• _Rows_:
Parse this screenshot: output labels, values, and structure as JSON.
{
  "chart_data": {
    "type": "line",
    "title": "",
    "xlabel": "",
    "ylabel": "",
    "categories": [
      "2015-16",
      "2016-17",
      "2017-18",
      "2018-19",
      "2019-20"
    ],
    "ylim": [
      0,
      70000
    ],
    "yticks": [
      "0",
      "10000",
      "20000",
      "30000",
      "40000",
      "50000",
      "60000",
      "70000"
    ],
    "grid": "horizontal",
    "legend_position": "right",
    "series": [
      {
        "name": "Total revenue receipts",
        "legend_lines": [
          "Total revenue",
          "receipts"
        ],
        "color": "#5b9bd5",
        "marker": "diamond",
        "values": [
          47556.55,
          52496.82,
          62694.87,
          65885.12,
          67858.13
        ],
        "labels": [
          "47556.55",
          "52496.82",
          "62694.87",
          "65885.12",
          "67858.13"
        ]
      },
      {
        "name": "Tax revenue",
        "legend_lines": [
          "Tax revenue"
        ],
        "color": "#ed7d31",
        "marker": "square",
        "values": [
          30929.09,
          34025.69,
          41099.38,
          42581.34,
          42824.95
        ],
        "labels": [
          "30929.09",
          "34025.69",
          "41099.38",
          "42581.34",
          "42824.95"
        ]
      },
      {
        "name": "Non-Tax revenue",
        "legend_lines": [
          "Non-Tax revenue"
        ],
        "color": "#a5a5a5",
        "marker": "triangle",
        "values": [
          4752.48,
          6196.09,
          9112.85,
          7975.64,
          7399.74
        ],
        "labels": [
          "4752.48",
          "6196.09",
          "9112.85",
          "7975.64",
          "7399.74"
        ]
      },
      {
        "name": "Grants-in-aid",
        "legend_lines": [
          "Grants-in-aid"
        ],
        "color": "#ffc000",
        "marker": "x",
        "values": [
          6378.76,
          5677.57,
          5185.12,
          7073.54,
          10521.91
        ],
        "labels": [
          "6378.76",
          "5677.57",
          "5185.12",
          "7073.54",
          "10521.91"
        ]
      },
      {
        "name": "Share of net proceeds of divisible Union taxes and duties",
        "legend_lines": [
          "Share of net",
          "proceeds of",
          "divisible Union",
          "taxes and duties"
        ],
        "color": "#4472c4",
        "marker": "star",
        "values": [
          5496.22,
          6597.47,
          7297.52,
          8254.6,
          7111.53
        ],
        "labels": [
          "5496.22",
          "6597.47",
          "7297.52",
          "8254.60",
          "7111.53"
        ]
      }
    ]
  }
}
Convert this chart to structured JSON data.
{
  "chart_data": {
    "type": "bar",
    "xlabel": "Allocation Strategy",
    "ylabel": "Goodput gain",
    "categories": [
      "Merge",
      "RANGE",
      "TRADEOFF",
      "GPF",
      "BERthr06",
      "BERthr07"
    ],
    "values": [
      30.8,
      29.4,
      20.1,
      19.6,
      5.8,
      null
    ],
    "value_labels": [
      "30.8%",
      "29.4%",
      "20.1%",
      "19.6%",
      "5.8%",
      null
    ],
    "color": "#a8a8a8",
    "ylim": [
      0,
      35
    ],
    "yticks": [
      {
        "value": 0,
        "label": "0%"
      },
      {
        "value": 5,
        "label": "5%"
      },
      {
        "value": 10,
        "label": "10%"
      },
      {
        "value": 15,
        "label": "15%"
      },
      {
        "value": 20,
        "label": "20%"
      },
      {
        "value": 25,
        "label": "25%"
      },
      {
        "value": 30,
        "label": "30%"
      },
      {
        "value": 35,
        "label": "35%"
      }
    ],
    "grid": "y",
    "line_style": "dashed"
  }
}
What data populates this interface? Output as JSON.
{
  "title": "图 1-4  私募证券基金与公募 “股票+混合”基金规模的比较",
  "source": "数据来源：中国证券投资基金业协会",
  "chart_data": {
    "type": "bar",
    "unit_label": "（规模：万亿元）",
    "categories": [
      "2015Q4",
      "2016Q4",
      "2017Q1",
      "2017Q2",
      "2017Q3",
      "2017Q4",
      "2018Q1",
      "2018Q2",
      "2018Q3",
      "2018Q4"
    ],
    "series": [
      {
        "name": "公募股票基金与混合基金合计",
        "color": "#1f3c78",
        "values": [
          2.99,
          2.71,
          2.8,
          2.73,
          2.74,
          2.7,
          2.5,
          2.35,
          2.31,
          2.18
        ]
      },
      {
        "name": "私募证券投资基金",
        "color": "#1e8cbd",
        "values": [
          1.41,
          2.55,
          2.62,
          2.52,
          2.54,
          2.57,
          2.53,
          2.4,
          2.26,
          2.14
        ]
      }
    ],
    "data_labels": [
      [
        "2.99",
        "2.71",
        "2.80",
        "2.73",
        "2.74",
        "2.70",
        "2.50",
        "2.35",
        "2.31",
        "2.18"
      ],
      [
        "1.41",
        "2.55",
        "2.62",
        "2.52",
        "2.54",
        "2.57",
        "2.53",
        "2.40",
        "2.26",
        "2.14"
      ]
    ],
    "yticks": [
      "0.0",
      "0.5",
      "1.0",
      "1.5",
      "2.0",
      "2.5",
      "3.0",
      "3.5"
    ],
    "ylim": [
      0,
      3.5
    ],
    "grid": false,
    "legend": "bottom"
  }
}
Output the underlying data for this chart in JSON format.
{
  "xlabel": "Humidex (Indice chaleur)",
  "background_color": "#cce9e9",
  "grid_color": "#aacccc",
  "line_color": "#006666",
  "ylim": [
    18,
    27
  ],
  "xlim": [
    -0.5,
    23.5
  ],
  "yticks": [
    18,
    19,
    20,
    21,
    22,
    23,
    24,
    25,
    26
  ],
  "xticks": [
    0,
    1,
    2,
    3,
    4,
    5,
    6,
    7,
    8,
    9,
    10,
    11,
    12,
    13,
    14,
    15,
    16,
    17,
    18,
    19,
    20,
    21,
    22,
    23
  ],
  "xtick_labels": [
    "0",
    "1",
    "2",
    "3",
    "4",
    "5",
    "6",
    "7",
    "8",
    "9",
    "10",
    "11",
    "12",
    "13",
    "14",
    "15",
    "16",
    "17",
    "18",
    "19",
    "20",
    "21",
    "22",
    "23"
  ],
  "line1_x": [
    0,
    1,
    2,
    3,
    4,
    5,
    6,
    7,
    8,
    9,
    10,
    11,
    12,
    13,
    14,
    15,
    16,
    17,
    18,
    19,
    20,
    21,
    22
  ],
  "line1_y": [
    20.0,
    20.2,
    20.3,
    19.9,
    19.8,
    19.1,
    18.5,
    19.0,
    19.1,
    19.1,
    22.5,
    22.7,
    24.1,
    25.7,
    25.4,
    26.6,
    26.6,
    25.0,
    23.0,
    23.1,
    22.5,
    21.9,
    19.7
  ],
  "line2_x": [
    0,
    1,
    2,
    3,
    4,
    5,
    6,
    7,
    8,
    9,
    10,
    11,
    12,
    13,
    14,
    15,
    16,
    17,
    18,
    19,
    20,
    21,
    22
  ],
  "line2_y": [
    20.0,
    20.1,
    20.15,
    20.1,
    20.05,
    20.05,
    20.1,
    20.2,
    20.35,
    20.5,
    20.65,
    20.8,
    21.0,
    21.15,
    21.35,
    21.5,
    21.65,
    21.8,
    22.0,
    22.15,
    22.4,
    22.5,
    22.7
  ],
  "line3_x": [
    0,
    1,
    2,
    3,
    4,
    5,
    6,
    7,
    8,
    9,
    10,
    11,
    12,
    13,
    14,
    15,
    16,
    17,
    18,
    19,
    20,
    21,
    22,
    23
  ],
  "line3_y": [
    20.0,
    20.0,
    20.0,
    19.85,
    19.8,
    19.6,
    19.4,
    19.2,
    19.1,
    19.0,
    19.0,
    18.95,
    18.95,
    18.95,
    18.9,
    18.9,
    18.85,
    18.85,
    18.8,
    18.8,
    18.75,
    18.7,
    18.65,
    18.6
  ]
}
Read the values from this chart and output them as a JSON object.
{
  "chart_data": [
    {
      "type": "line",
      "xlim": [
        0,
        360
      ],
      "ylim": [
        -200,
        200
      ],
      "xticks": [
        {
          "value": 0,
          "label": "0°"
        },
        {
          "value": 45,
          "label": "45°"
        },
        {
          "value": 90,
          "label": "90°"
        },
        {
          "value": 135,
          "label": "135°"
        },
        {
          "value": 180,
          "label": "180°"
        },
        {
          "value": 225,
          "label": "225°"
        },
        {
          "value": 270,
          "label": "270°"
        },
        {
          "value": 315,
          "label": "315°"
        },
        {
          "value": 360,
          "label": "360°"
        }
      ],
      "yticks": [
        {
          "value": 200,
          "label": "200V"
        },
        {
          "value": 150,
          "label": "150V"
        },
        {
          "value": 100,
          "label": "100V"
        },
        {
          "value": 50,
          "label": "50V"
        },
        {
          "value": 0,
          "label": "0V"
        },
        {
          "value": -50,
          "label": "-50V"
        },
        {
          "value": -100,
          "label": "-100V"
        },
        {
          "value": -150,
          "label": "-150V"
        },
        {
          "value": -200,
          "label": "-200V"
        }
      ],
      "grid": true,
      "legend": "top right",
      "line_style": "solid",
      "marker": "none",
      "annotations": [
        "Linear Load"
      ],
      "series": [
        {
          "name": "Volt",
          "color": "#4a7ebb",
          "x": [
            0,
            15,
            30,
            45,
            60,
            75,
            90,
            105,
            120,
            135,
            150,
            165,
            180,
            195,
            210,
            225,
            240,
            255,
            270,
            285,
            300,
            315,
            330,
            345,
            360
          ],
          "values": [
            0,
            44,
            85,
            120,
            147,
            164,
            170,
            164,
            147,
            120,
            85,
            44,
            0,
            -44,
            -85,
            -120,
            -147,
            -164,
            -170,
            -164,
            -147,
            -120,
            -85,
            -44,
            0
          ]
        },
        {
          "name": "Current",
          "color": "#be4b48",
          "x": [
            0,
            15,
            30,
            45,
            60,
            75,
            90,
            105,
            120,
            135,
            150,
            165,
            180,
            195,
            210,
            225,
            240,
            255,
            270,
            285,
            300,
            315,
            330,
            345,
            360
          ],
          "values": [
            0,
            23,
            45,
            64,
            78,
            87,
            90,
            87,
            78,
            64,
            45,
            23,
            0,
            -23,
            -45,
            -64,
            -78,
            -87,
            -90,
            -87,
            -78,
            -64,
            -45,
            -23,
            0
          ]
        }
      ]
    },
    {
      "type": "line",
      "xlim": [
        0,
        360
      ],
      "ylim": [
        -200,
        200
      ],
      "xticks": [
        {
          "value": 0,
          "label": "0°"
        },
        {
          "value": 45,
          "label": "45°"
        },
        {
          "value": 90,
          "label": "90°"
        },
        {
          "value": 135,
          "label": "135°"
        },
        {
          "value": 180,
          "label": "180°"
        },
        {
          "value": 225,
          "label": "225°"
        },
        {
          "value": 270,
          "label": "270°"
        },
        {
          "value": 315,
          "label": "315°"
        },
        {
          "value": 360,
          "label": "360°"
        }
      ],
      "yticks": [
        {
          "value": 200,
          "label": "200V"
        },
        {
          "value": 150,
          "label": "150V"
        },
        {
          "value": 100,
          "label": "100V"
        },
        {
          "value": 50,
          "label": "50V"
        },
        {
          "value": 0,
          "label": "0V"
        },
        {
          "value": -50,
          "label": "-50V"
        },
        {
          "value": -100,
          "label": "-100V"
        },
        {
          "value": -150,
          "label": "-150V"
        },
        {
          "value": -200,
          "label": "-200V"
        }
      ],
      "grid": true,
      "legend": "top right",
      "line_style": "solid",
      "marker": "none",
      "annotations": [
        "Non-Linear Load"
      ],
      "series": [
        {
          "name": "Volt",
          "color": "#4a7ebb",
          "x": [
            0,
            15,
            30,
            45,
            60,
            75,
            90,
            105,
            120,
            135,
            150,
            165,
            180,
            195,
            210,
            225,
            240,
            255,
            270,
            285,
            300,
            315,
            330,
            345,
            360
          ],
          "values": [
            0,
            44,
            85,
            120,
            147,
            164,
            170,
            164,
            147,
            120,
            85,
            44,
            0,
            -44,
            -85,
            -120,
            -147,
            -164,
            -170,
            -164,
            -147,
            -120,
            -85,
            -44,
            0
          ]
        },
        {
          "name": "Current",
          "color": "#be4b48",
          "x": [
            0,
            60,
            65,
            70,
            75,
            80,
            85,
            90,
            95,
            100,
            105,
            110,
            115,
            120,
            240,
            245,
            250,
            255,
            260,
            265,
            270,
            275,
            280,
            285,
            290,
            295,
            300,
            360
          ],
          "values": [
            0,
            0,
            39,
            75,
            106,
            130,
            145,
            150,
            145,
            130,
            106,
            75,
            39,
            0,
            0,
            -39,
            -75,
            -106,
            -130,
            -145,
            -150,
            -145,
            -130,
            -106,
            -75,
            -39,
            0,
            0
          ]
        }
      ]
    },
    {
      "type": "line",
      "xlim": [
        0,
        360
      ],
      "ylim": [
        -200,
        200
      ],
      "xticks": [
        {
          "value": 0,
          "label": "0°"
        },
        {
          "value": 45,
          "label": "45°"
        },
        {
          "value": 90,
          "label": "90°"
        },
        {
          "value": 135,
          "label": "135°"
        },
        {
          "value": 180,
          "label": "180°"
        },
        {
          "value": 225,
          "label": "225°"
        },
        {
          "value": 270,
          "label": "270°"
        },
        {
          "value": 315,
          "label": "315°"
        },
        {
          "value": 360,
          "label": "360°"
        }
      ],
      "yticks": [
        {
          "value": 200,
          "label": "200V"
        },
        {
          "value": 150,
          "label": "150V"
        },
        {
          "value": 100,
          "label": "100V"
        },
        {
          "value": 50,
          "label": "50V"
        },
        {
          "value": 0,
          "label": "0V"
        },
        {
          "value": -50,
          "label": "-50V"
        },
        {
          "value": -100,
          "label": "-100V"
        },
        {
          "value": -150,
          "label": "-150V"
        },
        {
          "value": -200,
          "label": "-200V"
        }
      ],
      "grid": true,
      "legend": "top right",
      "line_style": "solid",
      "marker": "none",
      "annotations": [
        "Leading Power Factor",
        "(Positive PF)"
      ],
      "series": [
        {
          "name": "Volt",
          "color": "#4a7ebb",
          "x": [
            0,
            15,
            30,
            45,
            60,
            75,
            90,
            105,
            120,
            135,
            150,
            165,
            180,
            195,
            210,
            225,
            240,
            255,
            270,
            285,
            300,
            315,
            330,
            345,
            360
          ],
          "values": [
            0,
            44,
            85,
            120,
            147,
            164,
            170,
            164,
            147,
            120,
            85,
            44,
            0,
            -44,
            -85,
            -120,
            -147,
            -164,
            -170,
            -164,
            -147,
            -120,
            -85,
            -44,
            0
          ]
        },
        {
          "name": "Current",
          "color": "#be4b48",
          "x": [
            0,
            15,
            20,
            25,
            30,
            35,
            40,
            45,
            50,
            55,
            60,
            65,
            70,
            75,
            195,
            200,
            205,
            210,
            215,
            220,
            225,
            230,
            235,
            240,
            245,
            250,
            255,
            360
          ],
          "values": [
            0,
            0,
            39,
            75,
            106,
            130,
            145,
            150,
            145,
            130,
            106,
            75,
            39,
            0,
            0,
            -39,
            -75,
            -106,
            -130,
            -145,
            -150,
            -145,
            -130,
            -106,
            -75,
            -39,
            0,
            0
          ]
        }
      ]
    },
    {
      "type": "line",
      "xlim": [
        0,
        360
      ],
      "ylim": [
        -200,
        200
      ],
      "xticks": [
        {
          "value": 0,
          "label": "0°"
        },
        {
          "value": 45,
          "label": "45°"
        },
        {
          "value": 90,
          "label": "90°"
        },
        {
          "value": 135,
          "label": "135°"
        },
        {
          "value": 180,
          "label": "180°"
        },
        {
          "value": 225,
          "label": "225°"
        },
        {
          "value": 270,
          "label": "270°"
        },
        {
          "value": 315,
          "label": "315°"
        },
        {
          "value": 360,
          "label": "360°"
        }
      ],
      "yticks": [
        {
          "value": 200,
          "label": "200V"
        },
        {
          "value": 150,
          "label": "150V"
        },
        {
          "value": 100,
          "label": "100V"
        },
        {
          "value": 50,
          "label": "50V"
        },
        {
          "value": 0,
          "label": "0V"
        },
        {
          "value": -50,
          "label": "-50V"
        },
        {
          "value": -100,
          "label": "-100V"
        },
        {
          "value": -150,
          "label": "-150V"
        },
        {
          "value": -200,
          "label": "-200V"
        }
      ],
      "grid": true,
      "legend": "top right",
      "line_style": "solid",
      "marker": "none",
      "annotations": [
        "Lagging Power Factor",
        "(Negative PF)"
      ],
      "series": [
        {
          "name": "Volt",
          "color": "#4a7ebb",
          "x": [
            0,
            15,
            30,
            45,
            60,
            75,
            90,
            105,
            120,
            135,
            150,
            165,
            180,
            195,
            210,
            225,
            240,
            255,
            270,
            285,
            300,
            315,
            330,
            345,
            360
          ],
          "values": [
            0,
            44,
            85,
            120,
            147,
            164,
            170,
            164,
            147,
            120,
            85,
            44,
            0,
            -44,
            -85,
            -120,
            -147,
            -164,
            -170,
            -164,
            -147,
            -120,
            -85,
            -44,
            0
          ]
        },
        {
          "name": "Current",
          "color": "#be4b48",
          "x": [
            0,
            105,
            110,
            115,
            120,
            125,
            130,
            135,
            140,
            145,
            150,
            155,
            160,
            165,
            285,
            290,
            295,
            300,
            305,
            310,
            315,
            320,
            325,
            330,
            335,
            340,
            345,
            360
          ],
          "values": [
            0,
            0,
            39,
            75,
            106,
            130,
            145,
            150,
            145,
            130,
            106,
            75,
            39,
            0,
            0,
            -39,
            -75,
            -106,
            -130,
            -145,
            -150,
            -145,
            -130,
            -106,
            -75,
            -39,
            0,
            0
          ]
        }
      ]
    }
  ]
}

• _Objective_: Copy every line above in which the string "Union" shows up.

• _Full answer_:
        "name": "Share of net proceeds of divisible Union taxes and duties",
          "divisible Union",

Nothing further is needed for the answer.